— BEGIN Given information —
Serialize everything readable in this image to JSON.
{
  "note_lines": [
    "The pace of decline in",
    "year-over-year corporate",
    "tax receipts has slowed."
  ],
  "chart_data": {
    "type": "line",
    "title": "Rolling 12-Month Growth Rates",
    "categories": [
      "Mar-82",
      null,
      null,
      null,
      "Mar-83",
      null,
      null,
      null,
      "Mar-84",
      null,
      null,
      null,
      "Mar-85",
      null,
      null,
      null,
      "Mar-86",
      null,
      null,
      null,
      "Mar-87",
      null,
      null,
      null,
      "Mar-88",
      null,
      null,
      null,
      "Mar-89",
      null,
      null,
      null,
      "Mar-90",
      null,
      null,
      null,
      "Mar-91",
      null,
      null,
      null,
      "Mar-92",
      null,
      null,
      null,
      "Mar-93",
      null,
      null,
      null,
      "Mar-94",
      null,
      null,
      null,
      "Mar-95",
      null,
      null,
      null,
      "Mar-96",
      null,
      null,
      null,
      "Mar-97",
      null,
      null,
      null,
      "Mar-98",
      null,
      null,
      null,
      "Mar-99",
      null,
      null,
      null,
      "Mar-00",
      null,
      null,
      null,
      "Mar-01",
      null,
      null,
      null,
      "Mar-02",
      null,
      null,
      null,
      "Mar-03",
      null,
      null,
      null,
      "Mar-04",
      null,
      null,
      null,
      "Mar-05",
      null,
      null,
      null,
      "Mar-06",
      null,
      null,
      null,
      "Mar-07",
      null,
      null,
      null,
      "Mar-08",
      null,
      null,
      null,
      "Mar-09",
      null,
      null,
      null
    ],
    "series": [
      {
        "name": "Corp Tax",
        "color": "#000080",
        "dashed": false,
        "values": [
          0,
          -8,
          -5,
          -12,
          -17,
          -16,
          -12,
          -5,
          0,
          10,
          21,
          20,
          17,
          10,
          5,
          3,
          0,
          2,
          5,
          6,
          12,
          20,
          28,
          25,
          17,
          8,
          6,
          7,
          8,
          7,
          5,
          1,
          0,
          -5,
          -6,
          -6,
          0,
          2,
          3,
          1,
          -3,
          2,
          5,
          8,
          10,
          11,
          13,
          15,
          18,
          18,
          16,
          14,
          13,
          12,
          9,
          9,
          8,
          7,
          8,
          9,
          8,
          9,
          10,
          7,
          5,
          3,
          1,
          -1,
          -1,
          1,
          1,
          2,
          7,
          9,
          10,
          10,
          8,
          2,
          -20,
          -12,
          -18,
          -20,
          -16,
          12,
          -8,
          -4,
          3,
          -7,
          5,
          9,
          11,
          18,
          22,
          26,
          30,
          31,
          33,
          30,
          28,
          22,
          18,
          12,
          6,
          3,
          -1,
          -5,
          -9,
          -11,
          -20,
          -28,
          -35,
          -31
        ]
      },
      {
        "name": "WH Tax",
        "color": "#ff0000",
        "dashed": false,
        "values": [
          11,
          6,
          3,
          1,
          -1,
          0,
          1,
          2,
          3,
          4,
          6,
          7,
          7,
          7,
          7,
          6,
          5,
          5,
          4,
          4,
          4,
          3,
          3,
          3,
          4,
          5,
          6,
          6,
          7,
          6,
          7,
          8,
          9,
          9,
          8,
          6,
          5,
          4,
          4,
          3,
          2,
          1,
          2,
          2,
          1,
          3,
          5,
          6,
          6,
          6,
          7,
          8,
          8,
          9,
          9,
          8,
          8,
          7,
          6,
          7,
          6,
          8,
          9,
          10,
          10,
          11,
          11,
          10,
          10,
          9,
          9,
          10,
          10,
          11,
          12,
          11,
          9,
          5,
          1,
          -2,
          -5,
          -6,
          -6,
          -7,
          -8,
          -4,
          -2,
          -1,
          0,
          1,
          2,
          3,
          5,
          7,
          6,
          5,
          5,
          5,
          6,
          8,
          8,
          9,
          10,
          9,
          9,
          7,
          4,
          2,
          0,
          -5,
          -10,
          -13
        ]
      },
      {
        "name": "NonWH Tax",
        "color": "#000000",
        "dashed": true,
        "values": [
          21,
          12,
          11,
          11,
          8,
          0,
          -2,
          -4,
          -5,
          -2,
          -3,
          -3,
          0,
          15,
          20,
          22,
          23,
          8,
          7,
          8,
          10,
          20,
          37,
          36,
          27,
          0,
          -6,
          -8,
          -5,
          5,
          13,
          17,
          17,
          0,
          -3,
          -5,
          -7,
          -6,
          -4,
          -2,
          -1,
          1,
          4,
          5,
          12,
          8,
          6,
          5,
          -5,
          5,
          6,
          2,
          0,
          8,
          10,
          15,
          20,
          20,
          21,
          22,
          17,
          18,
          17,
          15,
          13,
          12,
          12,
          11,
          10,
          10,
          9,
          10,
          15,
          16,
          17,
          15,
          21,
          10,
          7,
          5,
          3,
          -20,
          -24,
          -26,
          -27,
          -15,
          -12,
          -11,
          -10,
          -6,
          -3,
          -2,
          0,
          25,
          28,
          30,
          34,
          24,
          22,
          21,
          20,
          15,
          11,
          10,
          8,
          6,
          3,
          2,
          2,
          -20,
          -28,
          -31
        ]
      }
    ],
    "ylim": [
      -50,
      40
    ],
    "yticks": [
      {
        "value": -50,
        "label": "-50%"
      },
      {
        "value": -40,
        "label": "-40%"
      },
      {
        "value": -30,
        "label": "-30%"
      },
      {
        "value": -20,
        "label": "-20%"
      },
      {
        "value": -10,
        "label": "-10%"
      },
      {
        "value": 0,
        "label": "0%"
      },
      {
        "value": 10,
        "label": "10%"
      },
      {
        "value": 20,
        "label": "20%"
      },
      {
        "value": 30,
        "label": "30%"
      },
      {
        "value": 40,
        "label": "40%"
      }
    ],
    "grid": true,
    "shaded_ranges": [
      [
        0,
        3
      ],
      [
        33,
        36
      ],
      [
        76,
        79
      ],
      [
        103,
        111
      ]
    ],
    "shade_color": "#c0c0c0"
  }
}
— END Given information —
## [Objective]
Gather every line containing the word "name" and copy it.

## [Correct output]
        "name": "Corp Tax",
        "name": "WH Tax",
        "name": "NonWH Tax",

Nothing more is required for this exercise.